Print the entries verbatim, leaving out the images they contain.

• Material to process:

---

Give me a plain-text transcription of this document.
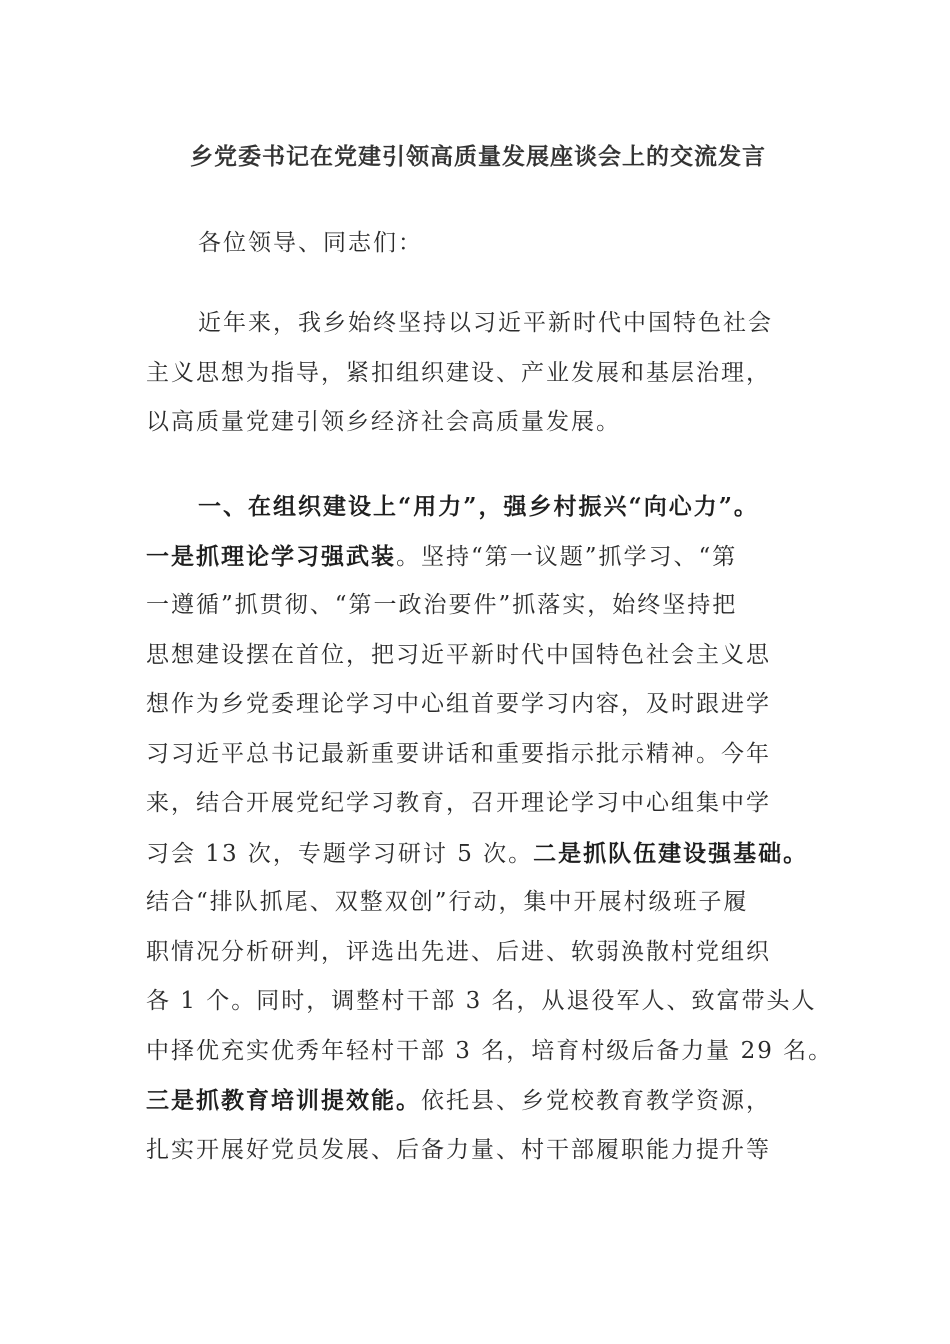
乡党委书记在党建引领高质量发展座谈会上的交流发言
各位领导、同志们：
近年来，我乡始终坚持以习近平新时代中国特色社会
主义思想为指导，紧扣组织建设、产业发展和基层治理，
以高质量党建引领乡经济社会高质量发展。
一、在组织建设上“用力”，强乡村振兴“向心力”。
一是抓理论学习强武装。坚持“第一议题”抓学习、“第
一遵循”抓贯彻、“第一政治要件”抓落实，始终坚持把
思想建设摆在首位，把习近平新时代中国特色社会主义思
想作为乡党委理论学习中心组首要学习内容，及时跟进学
习习近平总书记最新重要讲话和重要指示批示精神。今年
来，结合开展党纪学习教育，召开理论学习中心组集中学
习会 13 次，专题学习研讨 5 次。二是抓队伍建设强基础。
结合“排队抓尾、双整双创”行动，集中开展村级班子履
职情况分析研判，评选出先进、后进、软弱涣散村党组织
各 1 个。同时，调整村干部 3 名，从退役军人、致富带头人
中择优充实优秀年轻村干部 3 名，培育村级后备力量 29 名。
三是抓教育培训提效能。依托县、乡党校教育教学资源，
扎实开展好党员发展、后备力量、村干部履职能力提升等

---

• Result of this task:
Give me a plain-text transcription of this document.
乡党委书记在党建引领高质量发展座谈会上的交流发言
各位领导、同志们：
近年来，我乡始终坚持以习近平新时代中国特色社会
主义思想为指导，紧扣组织建设、产业发展和基层治理，
以高质量党建引领乡经济社会高质量发展。
一、在组织建设上“用力”，强乡村振兴“向心力”。
一是抓理论学习强武装。坚持“第一议题”抓学习、“第
一遵循”抓贯彻、“第一政治要件”抓落实，始终坚持把
思想建设摆在首位，把习近平新时代中国特色社会主义思
想作为乡党委理论学习中心组首要学习内容，及时跟进学
习习近平总书记最新重要讲话和重要指示批示精神。今年
来，结合开展党纪学习教育，召开理论学习中心组集中学
习会 13 次，专题学习研讨 5 次。二是抓队伍建设强基础。
结合“排队抓尾、双整双创”行动，集中开展村级班子履
职情况分析研判，评选出先进、后进、软弱涣散村党组织
各 1 个。同时，调整村干部 3 名，从退役军人、致富带头人
中择优充实优秀年轻村干部 3 名，培育村级后备力量 29 名。
三是抓教育培训提效能。依托县、乡党校教育教学资源，
扎实开展好党员发展、后备力量、村干部履职能力提升等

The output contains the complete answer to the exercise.